• [Direction]
In the following material, identify every line holding the string "area" and return it.

Excerpt from a dataset
____________
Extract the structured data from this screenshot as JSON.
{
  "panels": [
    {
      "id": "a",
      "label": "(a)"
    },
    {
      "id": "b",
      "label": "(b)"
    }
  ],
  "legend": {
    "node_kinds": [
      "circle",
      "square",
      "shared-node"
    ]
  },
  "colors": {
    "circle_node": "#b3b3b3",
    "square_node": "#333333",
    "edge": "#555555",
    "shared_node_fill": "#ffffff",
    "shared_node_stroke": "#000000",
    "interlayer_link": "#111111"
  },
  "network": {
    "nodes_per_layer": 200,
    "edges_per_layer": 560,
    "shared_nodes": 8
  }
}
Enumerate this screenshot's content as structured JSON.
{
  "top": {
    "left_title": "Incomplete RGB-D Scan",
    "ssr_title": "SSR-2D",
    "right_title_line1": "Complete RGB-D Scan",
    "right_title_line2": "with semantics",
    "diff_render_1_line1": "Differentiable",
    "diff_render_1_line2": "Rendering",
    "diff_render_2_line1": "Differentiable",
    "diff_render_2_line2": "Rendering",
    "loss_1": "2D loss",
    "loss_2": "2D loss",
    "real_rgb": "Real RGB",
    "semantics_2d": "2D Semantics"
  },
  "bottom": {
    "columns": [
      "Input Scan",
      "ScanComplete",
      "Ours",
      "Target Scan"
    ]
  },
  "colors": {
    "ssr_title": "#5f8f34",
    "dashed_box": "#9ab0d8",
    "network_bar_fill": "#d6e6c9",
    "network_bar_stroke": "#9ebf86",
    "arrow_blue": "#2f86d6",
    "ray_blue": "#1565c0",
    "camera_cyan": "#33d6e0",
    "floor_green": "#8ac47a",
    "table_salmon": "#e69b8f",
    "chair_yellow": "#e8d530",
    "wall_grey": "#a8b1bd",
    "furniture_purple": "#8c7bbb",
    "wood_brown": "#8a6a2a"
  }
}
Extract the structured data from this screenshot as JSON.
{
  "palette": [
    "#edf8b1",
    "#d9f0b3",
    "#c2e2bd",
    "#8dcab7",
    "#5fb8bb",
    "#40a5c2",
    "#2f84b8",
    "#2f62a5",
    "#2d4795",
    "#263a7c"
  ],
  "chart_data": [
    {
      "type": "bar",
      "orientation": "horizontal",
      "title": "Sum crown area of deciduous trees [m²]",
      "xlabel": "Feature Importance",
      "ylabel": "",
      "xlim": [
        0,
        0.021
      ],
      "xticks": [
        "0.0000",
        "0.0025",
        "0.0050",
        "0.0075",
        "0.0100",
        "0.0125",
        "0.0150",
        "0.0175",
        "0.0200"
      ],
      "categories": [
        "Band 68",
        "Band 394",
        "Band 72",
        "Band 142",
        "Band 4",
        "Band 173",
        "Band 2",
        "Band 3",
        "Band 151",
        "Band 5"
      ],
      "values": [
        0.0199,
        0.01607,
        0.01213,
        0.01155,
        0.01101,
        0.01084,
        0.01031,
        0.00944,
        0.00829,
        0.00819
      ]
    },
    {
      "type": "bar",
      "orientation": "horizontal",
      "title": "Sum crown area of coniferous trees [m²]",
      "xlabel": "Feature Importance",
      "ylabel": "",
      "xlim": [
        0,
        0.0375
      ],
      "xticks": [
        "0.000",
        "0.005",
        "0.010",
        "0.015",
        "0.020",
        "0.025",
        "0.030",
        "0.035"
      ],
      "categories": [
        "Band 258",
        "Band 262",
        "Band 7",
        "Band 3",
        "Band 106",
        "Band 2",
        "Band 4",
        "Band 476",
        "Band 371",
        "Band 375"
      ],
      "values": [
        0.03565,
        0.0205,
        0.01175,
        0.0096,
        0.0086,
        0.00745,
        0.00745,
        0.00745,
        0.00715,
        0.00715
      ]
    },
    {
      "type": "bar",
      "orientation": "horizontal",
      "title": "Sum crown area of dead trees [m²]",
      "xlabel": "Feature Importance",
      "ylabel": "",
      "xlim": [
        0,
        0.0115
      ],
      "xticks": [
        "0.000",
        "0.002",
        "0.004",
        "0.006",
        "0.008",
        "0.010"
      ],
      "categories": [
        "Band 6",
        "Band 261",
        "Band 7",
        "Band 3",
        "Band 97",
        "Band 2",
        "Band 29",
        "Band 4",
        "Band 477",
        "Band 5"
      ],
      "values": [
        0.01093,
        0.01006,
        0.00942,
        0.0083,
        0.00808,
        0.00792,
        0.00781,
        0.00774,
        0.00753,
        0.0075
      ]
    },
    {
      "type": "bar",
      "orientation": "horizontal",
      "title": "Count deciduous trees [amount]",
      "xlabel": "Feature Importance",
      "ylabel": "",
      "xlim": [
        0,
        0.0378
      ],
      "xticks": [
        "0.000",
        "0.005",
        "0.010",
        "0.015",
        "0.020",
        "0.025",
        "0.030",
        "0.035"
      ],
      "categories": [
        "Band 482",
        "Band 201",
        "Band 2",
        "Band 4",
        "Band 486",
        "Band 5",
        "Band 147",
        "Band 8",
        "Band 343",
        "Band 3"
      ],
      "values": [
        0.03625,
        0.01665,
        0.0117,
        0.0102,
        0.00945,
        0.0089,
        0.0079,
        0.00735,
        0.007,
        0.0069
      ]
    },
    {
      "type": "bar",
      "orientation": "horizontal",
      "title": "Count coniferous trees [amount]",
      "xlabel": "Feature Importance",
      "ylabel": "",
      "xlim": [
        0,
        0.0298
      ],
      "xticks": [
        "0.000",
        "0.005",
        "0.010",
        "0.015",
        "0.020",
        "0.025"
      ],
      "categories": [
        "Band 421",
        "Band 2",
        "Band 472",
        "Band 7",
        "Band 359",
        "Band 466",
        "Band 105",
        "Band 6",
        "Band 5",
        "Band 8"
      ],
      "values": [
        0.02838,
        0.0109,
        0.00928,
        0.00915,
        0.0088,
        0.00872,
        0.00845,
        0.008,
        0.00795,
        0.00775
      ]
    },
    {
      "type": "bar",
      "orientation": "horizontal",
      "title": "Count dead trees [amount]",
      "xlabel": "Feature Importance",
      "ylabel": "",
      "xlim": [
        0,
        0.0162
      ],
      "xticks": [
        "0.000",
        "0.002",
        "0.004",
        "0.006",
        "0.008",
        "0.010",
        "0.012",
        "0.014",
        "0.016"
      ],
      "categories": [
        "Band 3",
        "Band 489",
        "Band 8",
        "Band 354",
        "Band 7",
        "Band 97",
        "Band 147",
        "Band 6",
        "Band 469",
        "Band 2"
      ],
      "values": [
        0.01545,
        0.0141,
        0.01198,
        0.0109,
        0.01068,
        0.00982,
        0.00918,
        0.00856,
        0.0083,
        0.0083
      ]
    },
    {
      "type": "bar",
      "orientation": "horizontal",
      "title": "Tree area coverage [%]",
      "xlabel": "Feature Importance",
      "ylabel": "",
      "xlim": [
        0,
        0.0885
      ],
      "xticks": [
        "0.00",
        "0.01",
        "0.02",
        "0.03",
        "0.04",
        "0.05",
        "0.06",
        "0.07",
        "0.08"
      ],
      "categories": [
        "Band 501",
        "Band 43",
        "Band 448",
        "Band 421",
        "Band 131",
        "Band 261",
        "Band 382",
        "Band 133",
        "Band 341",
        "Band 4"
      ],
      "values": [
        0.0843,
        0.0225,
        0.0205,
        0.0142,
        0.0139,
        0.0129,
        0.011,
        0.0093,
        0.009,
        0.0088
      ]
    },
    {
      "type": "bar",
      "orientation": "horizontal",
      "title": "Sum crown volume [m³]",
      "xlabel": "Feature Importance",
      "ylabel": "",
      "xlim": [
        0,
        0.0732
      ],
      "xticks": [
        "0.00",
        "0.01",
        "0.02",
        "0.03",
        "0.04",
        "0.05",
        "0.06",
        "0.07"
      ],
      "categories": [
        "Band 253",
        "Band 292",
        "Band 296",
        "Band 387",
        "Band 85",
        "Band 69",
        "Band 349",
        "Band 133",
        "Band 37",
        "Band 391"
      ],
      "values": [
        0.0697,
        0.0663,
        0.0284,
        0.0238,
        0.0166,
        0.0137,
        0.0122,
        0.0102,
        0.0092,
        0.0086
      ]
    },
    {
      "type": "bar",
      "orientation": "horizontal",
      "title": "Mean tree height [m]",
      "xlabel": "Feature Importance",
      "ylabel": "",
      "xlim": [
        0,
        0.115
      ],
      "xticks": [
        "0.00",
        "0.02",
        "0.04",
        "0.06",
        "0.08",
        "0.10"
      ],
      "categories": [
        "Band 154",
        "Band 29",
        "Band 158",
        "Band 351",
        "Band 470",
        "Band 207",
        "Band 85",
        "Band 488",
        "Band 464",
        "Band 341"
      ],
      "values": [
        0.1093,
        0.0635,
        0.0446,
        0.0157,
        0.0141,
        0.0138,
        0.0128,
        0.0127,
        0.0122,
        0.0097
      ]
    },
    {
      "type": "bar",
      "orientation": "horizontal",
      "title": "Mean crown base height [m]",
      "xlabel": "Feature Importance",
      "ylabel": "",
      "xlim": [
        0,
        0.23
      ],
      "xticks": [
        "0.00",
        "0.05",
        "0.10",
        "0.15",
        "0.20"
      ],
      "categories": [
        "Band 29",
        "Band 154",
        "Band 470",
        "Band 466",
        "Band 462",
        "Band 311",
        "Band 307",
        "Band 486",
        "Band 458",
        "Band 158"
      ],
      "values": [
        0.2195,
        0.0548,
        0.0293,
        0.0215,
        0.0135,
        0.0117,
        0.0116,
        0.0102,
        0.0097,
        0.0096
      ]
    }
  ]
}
____________
• [Written response]
      "title": "Sum crown area of deciduous trees [m²]",
      "title": "Sum crown area of coniferous trees [m²]",
      "title": "Sum crown area of dead trees [m²]",
      "title": "Tree area coverage [%]",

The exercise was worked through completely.